---- Given data

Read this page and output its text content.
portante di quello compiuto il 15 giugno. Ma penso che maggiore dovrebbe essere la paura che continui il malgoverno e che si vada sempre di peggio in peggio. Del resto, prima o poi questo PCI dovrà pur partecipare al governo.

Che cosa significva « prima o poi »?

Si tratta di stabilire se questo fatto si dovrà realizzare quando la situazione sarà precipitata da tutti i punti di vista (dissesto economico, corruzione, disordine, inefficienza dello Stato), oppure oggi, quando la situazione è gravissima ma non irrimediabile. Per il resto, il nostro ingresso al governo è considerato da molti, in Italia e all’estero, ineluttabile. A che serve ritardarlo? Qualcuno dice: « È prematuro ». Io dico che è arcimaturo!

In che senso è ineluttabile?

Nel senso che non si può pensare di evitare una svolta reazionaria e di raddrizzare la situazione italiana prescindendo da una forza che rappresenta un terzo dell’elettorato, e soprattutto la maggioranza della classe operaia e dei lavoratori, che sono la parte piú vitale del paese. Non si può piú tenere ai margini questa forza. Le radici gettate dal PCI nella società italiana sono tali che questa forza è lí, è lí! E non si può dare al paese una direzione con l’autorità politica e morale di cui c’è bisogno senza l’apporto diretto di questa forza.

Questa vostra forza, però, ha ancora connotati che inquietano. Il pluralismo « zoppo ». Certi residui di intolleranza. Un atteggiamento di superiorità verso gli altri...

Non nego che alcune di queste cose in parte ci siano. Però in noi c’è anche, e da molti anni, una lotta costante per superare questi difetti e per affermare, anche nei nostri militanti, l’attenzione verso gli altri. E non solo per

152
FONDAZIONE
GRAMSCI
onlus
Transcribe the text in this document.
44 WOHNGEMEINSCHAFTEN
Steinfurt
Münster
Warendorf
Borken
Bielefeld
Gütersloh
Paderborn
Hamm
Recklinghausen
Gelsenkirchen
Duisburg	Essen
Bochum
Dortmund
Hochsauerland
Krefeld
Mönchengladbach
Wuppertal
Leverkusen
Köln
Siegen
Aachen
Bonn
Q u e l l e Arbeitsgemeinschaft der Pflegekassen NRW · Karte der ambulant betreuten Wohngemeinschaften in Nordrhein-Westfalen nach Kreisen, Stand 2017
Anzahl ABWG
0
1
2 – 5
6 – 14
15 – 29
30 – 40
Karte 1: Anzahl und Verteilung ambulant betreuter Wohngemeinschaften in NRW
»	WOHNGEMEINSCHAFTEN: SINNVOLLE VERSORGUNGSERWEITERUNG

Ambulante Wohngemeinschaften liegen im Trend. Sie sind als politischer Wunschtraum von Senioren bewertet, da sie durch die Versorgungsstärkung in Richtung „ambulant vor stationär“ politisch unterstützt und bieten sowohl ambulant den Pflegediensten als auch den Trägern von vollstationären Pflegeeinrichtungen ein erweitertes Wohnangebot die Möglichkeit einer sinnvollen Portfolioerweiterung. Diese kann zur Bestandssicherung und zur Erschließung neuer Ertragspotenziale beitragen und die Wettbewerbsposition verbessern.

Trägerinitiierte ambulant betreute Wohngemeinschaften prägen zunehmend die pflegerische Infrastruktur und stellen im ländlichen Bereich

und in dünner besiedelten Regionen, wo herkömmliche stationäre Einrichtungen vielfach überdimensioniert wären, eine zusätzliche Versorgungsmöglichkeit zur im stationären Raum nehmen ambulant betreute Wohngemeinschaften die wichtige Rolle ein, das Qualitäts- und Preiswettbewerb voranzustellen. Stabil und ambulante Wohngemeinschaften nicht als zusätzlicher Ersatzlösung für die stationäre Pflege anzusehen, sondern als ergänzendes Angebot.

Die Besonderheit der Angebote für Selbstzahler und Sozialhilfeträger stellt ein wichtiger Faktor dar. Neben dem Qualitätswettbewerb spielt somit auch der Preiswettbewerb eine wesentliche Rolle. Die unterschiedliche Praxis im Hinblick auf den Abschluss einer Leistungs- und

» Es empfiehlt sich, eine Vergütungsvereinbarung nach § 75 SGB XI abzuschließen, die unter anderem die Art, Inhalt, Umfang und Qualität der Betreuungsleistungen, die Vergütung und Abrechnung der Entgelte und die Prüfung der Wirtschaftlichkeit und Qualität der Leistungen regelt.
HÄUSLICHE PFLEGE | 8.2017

--------

**Work to complete:** Transcribe every entry exactly, omitting nothing.

**Task result:**
Read this page and output its text content.
portante di quello compiuto il 15 giugno. Ma penso che maggiore dovrebbe essere la paura che continui il malgoverno e che si vada sempre di peggio in peggio. Del resto, prima o poi questo PCI dovrà pur partecipare al governo.

Che cosa significva « prima o poi »?

Si tratta di stabilire se questo fatto si dovrà realizzare quando la situazione sarà precipitata da tutti i punti di vista (dissesto economico, corruzione, disordine, inefficienza dello Stato), oppure oggi, quando la situazione è gravissima ma non irrimediabile. Per il resto, il nostro ingresso al governo è considerato da molti, in Italia e all’estero, ineluttabile. A che serve ritardarlo? Qualcuno dice: « È prematuro ». Io dico che è arcimaturo!

In che senso è ineluttabile?

Nel senso che non si può pensare di evitare una svolta reazionaria e di raddrizzare la situazione italiana prescindendo da una forza che rappresenta un terzo dell’elettorato, e soprattutto la maggioranza della classe operaia e dei lavoratori, che sono la parte piú vitale del paese. Non si può piú tenere ai margini questa forza. Le radici gettate dal PCI nella società italiana sono tali che questa forza è lí, è lí! E non si può dare al paese una direzione con l’autorità politica e morale di cui c’è bisogno senza l’apporto diretto di questa forza.

Questa vostra forza, però, ha ancora connotati che inquietano. Il pluralismo « zoppo ». Certi residui di intolleranza. Un atteggiamento di superiorità verso gli altri...

Non nego che alcune di queste cose in parte ci siano. Però in noi c’è anche, e da molti anni, una lotta costante per superare questi difetti e per affermare, anche nei nostri militanti, l’attenzione verso gli altri. E non solo per

152
FONDAZIONE
GRAMSCI
onlus
Transcribe the text in this document.
44 WOHNGEMEINSCHAFTEN
Steinfurt
Münster
Warendorf
Borken
Bielefeld
Gütersloh
Paderborn
Hamm
Recklinghausen
Gelsenkirchen
Duisburg	Essen
Bochum
Dortmund
Hochsauerland
Krefeld
Mönchengladbach
Wuppertal
Leverkusen
Köln
Siegen
Aachen
Bonn
Q u e l l e Arbeitsgemeinschaft der Pflegekassen NRW · Karte der ambulant betreuten Wohngemeinschaften in Nordrhein-Westfalen nach Kreisen, Stand 2017
Anzahl ABWG
0
1
2 – 5
6 – 14
15 – 29
30 – 40
Karte 1: Anzahl und Verteilung ambulant betreuter Wohngemeinschaften in NRW
»	WOHNGEMEINSCHAFTEN: SINNVOLLE VERSORGUNGSERWEITERUNG

Ambulante Wohngemeinschaften liegen im Trend. Sie sind als politischer Wunschtraum von Senioren bewertet, da sie durch die Versorgungsstärkung in Richtung „ambulant vor stationär“ politisch unterstützt und bieten sowohl ambulant den Pflegediensten als auch den Trägern von vollstationären Pflegeeinrichtungen ein erweitertes Wohnangebot die Möglichkeit einer sinnvollen Portfolioerweiterung. Diese kann zur Bestandssicherung und zur Erschließung neuer Ertragspotenziale beitragen und die Wettbewerbsposition verbessern.

Trägerinitiierte ambulant betreute Wohngemeinschaften prägen zunehmend die pflegerische Infrastruktur und stellen im ländlichen Bereich

und in dünner besiedelten Regionen, wo herkömmliche stationäre Einrichtungen vielfach überdimensioniert wären, eine zusätzliche Versorgungsmöglichkeit zur im stationären Raum nehmen ambulant betreute Wohngemeinschaften die wichtige Rolle ein, das Qualitäts- und Preiswettbewerb voranzustellen. Stabil und ambulante Wohngemeinschaften nicht als zusätzlicher Ersatzlösung für die stationäre Pflege anzusehen, sondern als ergänzendes Angebot.

Die Besonderheit der Angebote für Selbstzahler und Sozialhilfeträger stellt ein wichtiger Faktor dar. Neben dem Qualitätswettbewerb spielt somit auch der Preiswettbewerb eine wesentliche Rolle. Die unterschiedliche Praxis im Hinblick auf den Abschluss einer Leistungs- und

» Es empfiehlt sich, eine Vergütungsvereinbarung nach § 75 SGB XI abzuschließen, die unter anderem die Art, Inhalt, Umfang und Qualität der Betreuungsleistungen, die Vergütung und Abrechnung der Entgelte und die Prüfung der Wirtschaftlichkeit und Qualität der Leistungen regelt.
HÄUSLICHE PFLEGE | 8.2017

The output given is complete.